WORK TO BE COMPLETED: Write out the records below once more, exactly as they stand.

+++++

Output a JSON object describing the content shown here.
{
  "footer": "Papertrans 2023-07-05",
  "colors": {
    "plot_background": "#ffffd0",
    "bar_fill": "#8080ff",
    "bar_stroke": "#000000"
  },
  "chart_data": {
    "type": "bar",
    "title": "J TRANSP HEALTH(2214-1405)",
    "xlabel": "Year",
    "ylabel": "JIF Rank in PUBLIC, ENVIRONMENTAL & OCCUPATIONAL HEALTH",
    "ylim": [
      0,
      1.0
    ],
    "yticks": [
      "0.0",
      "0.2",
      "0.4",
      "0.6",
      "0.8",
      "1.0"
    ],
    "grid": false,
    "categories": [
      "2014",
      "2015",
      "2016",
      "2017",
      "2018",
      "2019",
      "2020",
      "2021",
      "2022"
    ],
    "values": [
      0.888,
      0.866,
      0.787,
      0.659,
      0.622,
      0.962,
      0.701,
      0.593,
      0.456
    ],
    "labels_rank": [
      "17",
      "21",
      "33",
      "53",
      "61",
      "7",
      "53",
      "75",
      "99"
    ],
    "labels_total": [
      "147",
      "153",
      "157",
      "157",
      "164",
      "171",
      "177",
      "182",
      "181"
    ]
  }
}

+++++

WORKED SOLUTION:
Output a JSON object describing the content shown here.
{
  "footer": "Papertrans 2023-07-05",
  "colors": {
    "plot_background": "#ffffd0",
    "bar_fill": "#8080ff",
    "bar_stroke": "#000000"
  },
  "chart_data": {
    "type": "bar",
    "title": "J TRANSP HEALTH(2214-1405)",
    "xlabel": "Year",
    "ylabel": "JIF Rank in PUBLIC, ENVIRONMENTAL & OCCUPATIONAL HEALTH",
    "ylim": [
      0,
      1.0
    ],
    "yticks": [
      "0.0",
      "0.2",
      "0.4",
      "0.6",
      "0.8",
      "1.0"
    ],
    "grid": false,
    "categories": [
      "2014",
      "2015",
      "2016",
      "2017",
      "2018",
      "2019",
      "2020",
      "2021",
      "2022"
    ],
    "values": [
      0.888,
      0.866,
      0.787,
      0.659,
      0.622,
      0.962,
      0.701,
      0.593,
      0.456
    ],
    "labels_rank": [
      "17",
      "21",
      "33",
      "53",
      "61",
      "7",
      "53",
      "75",
      "99"
    ],
    "labels_total": [
      "147",
      "153",
      "157",
      "157",
      "164",
      "171",
      "177",
      "182",
      "181"
    ]
  }
}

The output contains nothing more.